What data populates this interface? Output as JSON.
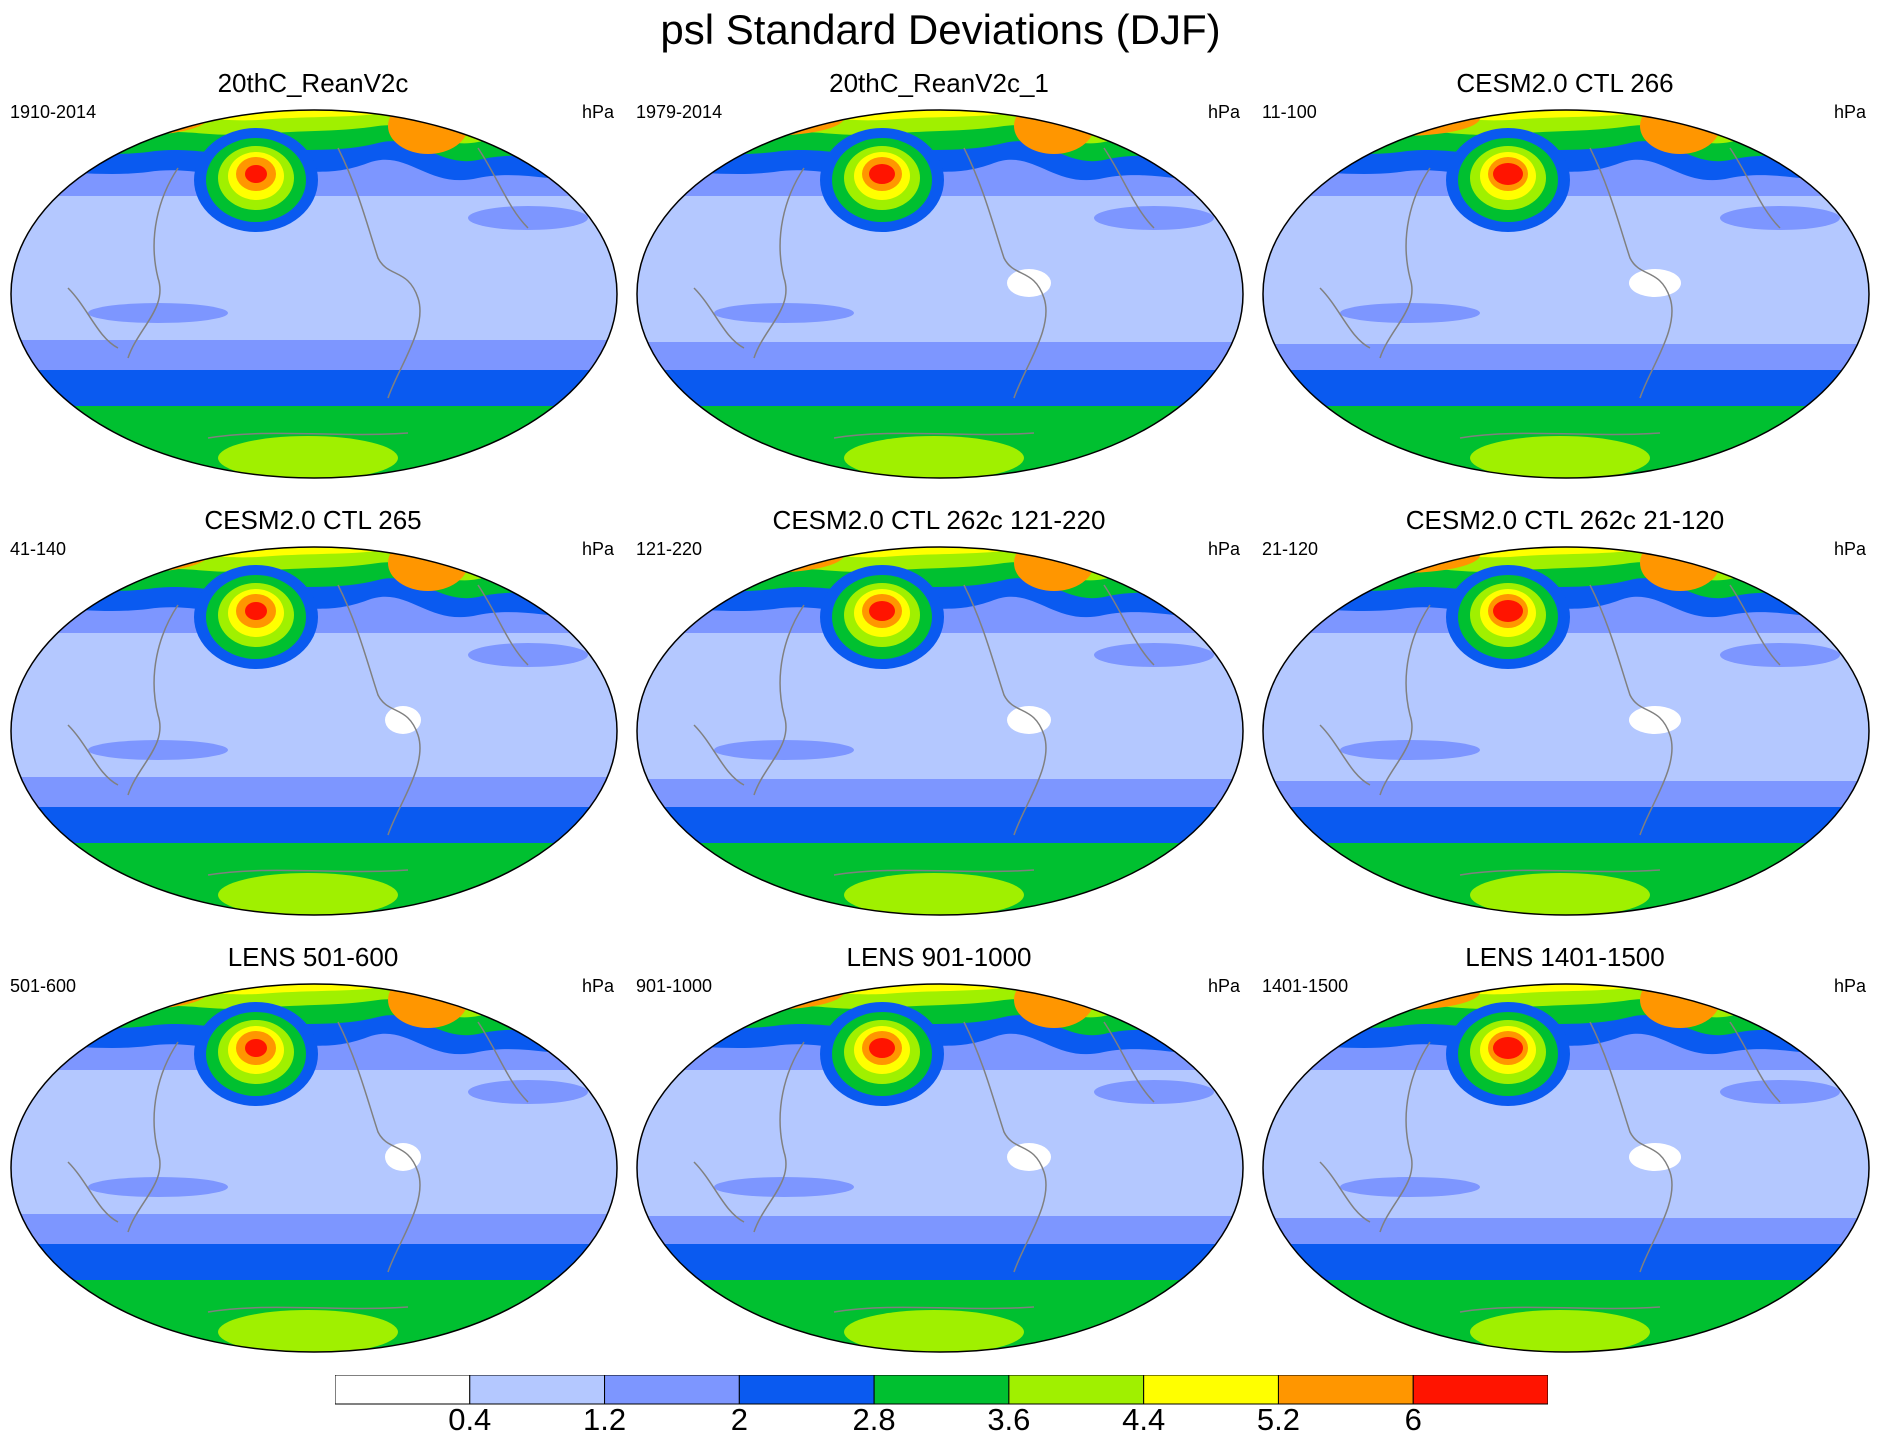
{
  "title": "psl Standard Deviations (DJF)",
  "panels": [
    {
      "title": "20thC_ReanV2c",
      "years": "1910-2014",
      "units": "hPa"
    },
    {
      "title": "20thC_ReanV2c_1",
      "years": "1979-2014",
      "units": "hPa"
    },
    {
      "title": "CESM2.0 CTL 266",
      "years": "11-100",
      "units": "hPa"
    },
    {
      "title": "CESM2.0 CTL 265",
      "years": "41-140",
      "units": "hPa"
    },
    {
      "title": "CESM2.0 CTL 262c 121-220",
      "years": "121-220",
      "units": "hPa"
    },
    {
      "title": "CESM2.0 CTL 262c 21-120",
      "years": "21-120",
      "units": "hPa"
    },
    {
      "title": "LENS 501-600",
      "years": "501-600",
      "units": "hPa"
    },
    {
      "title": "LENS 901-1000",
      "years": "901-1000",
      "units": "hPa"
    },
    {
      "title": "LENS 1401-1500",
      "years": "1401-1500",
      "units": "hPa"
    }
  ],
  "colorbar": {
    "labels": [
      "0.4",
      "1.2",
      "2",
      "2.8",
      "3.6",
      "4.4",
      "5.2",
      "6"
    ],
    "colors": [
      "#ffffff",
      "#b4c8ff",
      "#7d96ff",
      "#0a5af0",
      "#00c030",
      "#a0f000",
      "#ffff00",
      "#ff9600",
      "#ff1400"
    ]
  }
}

■ ■ ■

- [Short problem]:
With the pictures left out, transcribe the material exactly.

- [Correct result]:
What data populates this interface? Output as JSON.
{
  "title": "psl Standard Deviations (DJF)",
  "panels": [
    {
      "title": "20thC_ReanV2c",
      "years": "1910-2014",
      "units": "hPa"
    },
    {
      "title": "20thC_ReanV2c_1",
      "years": "1979-2014",
      "units": "hPa"
    },
    {
      "title": "CESM2.0 CTL 266",
      "years": "11-100",
      "units": "hPa"
    },
    {
      "title": "CESM2.0 CTL 265",
      "years": "41-140",
      "units": "hPa"
    },
    {
      "title": "CESM2.0 CTL 262c 121-220",
      "years": "121-220",
      "units": "hPa"
    },
    {
      "title": "CESM2.0 CTL 262c 21-120",
      "years": "21-120",
      "units": "hPa"
    },
    {
      "title": "LENS 501-600",
      "years": "501-600",
      "units": "hPa"
    },
    {
      "title": "LENS 901-1000",
      "years": "901-1000",
      "units": "hPa"
    },
    {
      "title": "LENS 1401-1500",
      "years": "1401-1500",
      "units": "hPa"
    }
  ],
  "colorbar": {
    "labels": [
      "0.4",
      "1.2",
      "2",
      "2.8",
      "3.6",
      "4.4",
      "5.2",
      "6"
    ],
    "colors": [
      "#ffffff",
      "#b4c8ff",
      "#7d96ff",
      "#0a5af0",
      "#00c030",
      "#a0f000",
      "#ffff00",
      "#ff9600",
      "#ff1400"
    ]
  }
}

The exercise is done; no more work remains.